*** MATERIAL SHOWN ***

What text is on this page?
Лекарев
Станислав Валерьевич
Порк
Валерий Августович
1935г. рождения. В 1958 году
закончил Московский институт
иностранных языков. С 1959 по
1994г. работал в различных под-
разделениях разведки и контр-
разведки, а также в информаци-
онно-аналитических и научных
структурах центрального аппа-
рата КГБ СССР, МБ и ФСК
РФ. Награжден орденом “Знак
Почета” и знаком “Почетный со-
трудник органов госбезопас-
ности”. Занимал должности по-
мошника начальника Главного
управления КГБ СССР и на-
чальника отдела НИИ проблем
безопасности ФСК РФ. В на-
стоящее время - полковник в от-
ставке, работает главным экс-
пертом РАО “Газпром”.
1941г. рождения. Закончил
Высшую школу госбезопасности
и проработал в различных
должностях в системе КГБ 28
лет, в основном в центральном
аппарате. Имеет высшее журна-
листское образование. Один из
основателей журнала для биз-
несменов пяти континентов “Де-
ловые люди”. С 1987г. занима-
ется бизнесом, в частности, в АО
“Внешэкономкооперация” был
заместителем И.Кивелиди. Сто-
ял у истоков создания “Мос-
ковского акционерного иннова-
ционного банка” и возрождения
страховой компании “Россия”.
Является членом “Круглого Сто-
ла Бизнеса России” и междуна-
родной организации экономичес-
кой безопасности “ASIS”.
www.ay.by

***

Return each line of the data exactly as written above.

What text is on this page?
Лекарев
Станислав Валерьевич
Порк
Валерий Августович
1935г. рождения. В 1958 году
закончил Московский институт
иностранных языков. С 1959 по
1994г. работал в различных под-
разделениях разведки и контр-
разведки, а также в информаци-
онно-аналитических и научных
структурах центрального аппа-
рата КГБ СССР, МБ и ФСК
РФ. Награжден орденом “Знак
Почета” и знаком “Почетный со-
трудник органов госбезопас-
ности”. Занимал должности по-
мошника начальника Главного
управления КГБ СССР и на-
чальника отдела НИИ проблем
безопасности ФСК РФ. В на-
стоящее время - полковник в от-
ставке, работает главным экс-
пертом РАО “Газпром”.
1941г. рождения. Закончил
Высшую школу госбезопасности
и проработал в различных
должностях в системе КГБ 28
лет, в основном в центральном
аппарате. Имеет высшее журна-
листское образование. Один из
основателей журнала для биз-
несменов пяти континентов “Де-
ловые люди”. С 1987г. занима-
ется бизнесом, в частности, в АО
“Внешэкономкооперация” был
заместителем И.Кивелиди. Сто-
ял у истоков создания “Мос-
ковского акционерного иннова-
ционного банка” и возрождения
страховой компании “Россия”.
Является членом “Круглого Сто-
ла Бизнеса России” и междуна-
родной организации экономичес-
кой безопасности “ASIS”.
www.ay.by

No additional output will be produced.